The exercise:
Recast the items as a two-column Markdown table headed No. and Entry, with the row number in No. and the line in Entry. Begin at the first line of the items, stop after the line that contains "property-selector[interactable] — [7, 46, 180, 86]", and leave out blank lines.

─── Task data

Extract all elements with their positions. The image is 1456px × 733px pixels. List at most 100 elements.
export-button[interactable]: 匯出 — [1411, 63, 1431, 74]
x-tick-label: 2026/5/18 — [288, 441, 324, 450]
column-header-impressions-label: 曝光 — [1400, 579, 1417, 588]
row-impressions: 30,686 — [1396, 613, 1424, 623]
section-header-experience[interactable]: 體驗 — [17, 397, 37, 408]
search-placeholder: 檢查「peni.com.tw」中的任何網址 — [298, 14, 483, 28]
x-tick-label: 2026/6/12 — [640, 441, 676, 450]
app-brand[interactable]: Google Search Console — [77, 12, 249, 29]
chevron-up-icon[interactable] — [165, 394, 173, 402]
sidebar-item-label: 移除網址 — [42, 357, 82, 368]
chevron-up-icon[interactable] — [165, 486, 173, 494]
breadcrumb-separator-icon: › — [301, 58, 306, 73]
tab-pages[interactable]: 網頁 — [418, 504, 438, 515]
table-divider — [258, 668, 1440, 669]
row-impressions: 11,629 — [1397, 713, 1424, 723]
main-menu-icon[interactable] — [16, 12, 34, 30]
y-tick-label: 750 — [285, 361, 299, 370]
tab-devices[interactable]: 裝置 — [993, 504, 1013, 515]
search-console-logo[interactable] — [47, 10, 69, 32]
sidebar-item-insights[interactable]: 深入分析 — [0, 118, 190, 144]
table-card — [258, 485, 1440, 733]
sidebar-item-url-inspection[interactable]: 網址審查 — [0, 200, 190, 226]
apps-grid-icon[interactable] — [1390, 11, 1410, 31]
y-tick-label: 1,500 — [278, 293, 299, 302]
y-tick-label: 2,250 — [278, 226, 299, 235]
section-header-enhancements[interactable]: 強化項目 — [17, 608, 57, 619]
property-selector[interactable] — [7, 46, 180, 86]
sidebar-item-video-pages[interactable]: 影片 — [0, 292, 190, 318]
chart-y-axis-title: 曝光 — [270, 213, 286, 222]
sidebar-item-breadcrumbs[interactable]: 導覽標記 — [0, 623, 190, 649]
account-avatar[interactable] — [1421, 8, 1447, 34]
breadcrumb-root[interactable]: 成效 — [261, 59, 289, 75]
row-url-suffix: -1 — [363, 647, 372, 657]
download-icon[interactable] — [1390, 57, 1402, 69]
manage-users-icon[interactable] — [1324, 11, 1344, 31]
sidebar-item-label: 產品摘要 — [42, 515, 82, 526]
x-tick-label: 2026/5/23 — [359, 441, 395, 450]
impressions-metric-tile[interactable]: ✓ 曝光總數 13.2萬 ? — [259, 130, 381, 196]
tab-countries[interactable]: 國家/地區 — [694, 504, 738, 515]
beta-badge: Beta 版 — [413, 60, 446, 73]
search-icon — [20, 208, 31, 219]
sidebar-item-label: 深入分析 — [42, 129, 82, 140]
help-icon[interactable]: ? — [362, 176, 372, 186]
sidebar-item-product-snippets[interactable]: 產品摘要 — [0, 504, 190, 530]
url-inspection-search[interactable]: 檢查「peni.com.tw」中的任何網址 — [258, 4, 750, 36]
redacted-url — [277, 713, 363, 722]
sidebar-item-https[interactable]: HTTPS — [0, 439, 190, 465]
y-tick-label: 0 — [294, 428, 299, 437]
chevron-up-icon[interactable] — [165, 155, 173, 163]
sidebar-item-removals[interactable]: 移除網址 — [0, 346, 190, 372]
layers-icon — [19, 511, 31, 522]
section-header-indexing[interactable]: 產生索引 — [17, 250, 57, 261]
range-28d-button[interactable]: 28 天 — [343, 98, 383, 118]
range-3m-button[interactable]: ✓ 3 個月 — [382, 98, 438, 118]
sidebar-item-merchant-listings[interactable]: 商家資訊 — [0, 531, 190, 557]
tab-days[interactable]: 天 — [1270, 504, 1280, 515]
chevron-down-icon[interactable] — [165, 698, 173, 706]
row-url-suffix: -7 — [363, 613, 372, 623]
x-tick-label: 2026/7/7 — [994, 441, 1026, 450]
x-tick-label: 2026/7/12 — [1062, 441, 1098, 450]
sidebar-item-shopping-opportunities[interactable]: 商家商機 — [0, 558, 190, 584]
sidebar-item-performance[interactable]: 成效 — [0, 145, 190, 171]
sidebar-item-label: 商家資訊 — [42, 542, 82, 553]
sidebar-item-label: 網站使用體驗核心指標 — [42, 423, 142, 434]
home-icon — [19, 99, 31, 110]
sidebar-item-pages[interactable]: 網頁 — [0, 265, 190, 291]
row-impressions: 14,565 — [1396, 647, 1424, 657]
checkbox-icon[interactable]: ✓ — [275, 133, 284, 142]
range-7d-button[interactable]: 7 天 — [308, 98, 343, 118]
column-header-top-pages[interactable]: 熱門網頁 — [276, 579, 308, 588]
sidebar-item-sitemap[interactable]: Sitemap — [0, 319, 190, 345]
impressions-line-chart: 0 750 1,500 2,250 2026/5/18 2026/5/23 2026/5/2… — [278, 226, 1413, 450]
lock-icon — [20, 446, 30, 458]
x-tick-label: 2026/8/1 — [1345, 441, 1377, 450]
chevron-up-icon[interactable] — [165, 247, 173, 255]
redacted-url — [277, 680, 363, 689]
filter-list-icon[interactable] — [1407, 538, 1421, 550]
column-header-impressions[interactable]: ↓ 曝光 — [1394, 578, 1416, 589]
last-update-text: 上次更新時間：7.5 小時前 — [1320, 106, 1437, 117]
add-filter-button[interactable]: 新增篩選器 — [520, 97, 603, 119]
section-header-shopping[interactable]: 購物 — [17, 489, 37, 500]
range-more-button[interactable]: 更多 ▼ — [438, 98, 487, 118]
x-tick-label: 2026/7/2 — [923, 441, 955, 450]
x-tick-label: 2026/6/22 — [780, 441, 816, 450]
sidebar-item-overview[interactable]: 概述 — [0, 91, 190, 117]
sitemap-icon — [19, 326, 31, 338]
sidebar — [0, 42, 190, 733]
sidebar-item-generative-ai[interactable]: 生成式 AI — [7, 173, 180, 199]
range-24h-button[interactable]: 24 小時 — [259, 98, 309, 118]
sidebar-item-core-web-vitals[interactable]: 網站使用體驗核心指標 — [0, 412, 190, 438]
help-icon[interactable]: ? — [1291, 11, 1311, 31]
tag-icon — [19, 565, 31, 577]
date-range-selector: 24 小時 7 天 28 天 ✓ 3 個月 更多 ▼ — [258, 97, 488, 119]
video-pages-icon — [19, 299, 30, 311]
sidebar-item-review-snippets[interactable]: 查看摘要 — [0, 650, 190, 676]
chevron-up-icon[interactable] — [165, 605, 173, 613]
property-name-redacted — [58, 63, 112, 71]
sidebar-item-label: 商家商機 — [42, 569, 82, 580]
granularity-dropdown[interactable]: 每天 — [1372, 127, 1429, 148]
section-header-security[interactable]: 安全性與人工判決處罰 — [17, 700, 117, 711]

──────

Answer in full:
| No. | Entry |
|---|---|
| 1 | Extract all elements with their positions. The image is 1456px × 733px pixels. List at most 100 elements. |
| 2 | export-button[interactable]: 匯出 — [1411, 63, 1431, 74] |
| 3 | x-tick-label: 2026/5/18 — [288, 441, 324, 450] |
| 4 | column-header-impressions-label: 曝光 — [1400, 579, 1417, 588] |
| 5 | row-impressions: 30,686 — [1396, 613, 1424, 623] |
| 6 | section-header-experience[interactable]: 體驗 — [17, 397, 37, 408] |
| 7 | search-placeholder: 檢查「peni.com.tw」中的任何網址 — [298, 14, 483, 28] |
| 8 | x-tick-label: 2026/6/12 — [640, 441, 676, 450] |
| 9 | app-brand[interactable]: Google Search Console — [77, 12, 249, 29] |
| 10 | chevron-up-icon[interactable] — [165, 394, 173, 402] |
| 11 | sidebar-item-label: 移除網址 — [42, 357, 82, 368] |
| 12 | chevron-up-icon[interactable] — [165, 486, 173, 494] |
| 13 | breadcrumb-separator-icon: › — [301, 58, 306, 73] |
| 14 | tab-pages[interactable]: 網頁 — [418, 504, 438, 515] |
| 15 | table-divider — [258, 668, 1440, 669] |
| 16 | row-impressions: 11,629 — [1397, 713, 1424, 723] |
| 17 | main-menu-icon[interactable] — [16, 12, 34, 30] |
| 18 | y-tick-label: 750 — [285, 361, 299, 370] |
| 19 | tab-devices[interactable]: 裝置 — [993, 504, 1013, 515] |
| 20 | search-console-logo[interactable] — [47, 10, 69, 32] |
| 21 | sidebar-item-insights[interactable]: 深入分析 — [0, 118, 190, 144] |
| 22 | table-card — [258, 485, 1440, 733] |
| 23 | sidebar-item-url-inspection[interactable]: 網址審查 — [0, 200, 190, 226] |
| 24 | apps-grid-icon[interactable] — [1390, 11, 1410, 31] |
| 25 | y-tick-label: 1,500 — [278, 293, 299, 302] |
| 26 | y-tick-label: 2,250 — [278, 226, 299, 235] |
| 27 | section-header-enhancements[interactable]: 強化項目 — [17, 608, 57, 619] |
| 28 | property-selector[interactable] — [7, 46, 180, 86] |